══ TASK INPUT
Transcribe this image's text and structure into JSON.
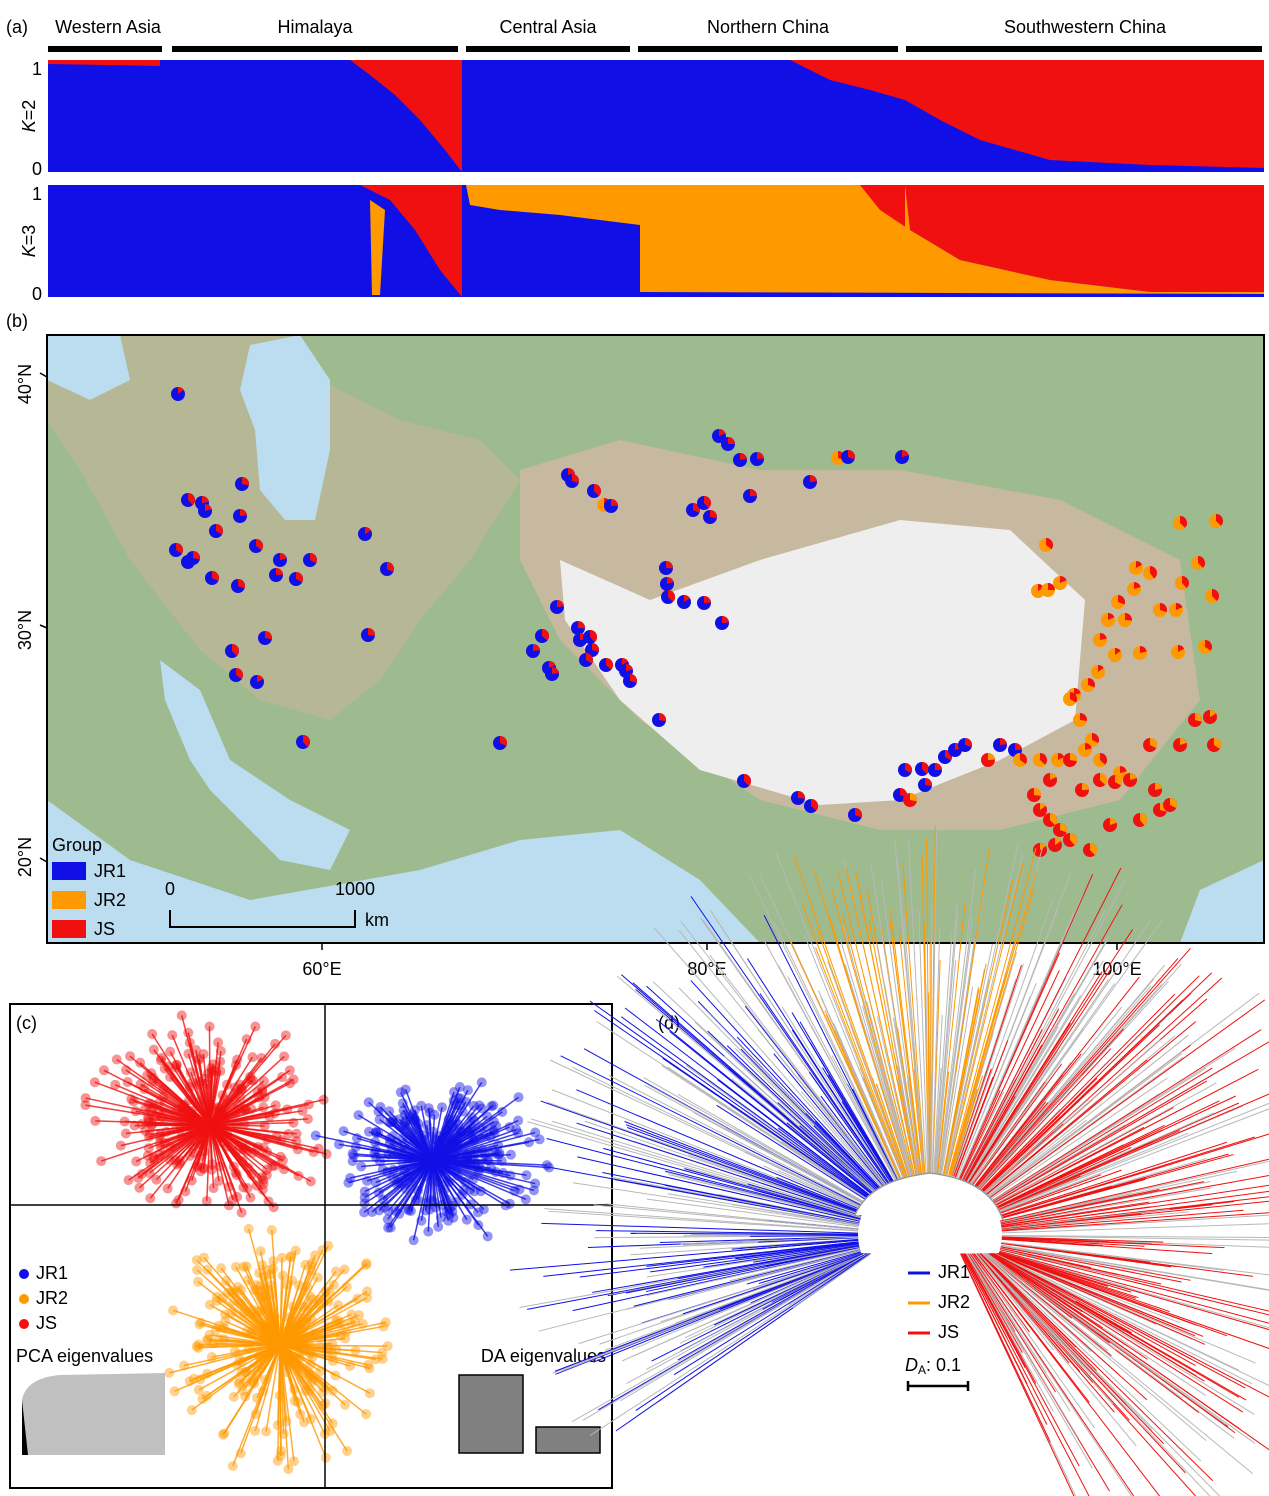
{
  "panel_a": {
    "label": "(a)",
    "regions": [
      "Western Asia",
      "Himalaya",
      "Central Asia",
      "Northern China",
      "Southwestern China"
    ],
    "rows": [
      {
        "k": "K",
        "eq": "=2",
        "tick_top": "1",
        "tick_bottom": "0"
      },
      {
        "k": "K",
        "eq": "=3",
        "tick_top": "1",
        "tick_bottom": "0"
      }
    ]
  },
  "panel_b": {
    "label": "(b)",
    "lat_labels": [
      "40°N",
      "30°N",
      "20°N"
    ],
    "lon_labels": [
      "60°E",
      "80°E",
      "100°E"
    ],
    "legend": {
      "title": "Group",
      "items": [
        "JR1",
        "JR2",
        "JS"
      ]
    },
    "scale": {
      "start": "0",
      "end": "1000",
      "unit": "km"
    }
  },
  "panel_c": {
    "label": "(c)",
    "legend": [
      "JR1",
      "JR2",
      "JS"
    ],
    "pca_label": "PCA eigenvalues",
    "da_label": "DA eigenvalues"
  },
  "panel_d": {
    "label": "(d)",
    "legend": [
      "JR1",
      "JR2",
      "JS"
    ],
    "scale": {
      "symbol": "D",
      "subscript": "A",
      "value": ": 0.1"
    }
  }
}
════
## [TASK DETAILS]
Without including the pictures, reproduce all entries exactly.

## [RESULT FOR THIS EXERCISE]
Transcribe this image's text and structure into JSON.
{
  "panel_a": {
    "label": "(a)",
    "regions": [
      "Western Asia",
      "Himalaya",
      "Central Asia",
      "Northern China",
      "Southwestern China"
    ],
    "rows": [
      {
        "k": "K",
        "eq": "=2",
        "tick_top": "1",
        "tick_bottom": "0"
      },
      {
        "k": "K",
        "eq": "=3",
        "tick_top": "1",
        "tick_bottom": "0"
      }
    ]
  },
  "panel_b": {
    "label": "(b)",
    "lat_labels": [
      "40°N",
      "30°N",
      "20°N"
    ],
    "lon_labels": [
      "60°E",
      "80°E",
      "100°E"
    ],
    "legend": {
      "title": "Group",
      "items": [
        "JR1",
        "JR2",
        "JS"
      ]
    },
    "scale": {
      "start": "0",
      "end": "1000",
      "unit": "km"
    }
  },
  "panel_c": {
    "label": "(c)",
    "legend": [
      "JR1",
      "JR2",
      "JS"
    ],
    "pca_label": "PCA eigenvalues",
    "da_label": "DA eigenvalues"
  },
  "panel_d": {
    "label": "(d)",
    "legend": [
      "JR1",
      "JR2",
      "JS"
    ],
    "scale": {
      "symbol": "D",
      "subscript": "A",
      "value": ": 0.1"
    }
  }
}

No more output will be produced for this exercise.